• _The problem_: In the entries below, count every line containing "Status". Reply with the number alone.

• _Data lines_:

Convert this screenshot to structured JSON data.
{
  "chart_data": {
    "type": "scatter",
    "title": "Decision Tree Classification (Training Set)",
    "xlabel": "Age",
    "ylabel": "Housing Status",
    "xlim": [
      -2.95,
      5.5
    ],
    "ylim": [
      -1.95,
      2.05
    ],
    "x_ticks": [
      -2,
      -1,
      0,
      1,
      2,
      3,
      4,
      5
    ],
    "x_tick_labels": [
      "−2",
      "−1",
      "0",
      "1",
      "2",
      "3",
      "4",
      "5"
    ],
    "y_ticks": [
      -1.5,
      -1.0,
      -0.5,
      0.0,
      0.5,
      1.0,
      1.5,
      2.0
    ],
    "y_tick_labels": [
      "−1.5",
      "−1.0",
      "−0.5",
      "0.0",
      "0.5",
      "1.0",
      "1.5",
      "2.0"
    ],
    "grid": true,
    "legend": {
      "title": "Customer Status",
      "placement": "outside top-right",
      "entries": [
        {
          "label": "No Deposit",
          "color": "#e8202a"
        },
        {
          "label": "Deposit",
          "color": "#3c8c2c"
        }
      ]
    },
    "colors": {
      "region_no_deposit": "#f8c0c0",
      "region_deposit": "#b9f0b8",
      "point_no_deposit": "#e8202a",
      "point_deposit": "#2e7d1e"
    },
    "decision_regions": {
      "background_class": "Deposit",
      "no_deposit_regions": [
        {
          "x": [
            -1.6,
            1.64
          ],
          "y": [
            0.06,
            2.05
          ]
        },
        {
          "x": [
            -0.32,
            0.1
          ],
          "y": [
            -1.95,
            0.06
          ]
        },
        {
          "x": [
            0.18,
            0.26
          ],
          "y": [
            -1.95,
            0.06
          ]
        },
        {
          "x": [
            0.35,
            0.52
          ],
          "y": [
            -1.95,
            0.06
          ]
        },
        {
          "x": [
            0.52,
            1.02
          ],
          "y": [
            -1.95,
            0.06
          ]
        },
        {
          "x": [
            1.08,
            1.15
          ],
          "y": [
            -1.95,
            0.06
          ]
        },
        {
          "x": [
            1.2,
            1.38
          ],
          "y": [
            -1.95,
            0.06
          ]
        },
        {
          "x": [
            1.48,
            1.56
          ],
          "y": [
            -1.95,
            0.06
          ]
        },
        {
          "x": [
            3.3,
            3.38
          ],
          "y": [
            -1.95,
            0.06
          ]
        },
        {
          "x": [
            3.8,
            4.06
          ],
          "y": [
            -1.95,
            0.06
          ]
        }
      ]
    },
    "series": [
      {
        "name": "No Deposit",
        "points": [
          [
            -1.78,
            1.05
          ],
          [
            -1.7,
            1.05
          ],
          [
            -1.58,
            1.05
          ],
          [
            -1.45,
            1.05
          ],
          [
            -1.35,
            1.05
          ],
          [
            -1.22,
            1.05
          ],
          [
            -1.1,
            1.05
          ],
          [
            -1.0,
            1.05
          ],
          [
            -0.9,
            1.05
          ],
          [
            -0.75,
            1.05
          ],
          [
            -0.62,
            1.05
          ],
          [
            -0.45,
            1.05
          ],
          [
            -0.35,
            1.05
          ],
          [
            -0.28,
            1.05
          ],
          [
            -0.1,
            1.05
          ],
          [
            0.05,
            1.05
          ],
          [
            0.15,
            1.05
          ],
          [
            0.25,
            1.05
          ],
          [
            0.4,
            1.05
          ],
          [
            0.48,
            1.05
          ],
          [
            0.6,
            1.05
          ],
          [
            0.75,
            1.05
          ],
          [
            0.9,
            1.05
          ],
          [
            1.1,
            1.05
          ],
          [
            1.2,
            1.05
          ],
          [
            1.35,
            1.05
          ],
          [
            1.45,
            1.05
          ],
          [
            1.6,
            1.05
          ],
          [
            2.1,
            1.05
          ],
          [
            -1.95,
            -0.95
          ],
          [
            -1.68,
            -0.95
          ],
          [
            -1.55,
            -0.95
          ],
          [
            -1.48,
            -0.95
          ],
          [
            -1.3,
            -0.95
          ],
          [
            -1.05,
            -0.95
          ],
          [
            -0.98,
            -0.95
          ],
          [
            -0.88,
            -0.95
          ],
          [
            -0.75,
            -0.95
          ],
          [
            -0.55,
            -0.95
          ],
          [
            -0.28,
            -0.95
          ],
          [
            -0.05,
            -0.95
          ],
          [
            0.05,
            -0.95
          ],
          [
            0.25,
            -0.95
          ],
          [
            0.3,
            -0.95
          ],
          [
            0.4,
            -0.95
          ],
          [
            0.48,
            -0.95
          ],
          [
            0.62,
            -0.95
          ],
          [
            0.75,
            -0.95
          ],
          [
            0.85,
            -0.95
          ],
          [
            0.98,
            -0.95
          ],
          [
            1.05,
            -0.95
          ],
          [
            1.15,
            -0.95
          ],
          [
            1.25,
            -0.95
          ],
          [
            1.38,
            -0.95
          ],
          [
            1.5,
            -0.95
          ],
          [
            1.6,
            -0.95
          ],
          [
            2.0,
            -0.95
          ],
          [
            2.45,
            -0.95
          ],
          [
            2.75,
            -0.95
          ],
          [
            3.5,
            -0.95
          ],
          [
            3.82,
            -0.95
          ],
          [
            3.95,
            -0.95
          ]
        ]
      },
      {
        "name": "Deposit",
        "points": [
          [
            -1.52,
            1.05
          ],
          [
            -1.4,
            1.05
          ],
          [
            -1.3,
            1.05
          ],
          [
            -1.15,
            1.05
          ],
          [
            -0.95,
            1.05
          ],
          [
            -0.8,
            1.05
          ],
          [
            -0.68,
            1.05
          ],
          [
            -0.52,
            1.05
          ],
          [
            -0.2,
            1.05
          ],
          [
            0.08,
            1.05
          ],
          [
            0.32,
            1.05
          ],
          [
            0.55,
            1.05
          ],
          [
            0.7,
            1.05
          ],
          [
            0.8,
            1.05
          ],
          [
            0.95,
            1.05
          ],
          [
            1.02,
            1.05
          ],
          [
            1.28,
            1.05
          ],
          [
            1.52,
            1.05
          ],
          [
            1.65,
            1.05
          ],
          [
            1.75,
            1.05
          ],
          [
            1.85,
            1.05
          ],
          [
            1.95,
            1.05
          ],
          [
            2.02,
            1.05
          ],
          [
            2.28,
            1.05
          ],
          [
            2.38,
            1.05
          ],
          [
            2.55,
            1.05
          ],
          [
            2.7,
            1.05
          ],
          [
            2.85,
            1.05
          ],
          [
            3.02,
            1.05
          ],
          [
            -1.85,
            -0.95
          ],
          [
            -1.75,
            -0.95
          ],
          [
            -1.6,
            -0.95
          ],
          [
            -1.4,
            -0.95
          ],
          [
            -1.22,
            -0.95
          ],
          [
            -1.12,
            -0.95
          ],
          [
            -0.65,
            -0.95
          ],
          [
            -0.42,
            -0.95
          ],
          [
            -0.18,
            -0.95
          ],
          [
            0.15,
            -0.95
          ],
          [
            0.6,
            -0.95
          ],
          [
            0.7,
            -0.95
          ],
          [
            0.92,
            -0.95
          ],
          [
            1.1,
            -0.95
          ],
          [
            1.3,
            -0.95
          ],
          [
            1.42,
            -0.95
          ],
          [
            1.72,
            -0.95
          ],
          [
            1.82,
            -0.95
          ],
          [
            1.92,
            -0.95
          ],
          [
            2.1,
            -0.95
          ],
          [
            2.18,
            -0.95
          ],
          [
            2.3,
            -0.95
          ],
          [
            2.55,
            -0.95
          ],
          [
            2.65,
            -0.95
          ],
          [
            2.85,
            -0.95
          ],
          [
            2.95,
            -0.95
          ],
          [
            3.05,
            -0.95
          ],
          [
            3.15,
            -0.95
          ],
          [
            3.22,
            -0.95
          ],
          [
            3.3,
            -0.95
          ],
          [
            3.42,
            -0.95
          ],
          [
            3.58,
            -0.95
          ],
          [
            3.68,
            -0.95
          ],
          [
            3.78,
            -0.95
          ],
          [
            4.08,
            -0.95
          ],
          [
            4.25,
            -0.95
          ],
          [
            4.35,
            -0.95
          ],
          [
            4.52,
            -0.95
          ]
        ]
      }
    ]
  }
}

• _Result_: 2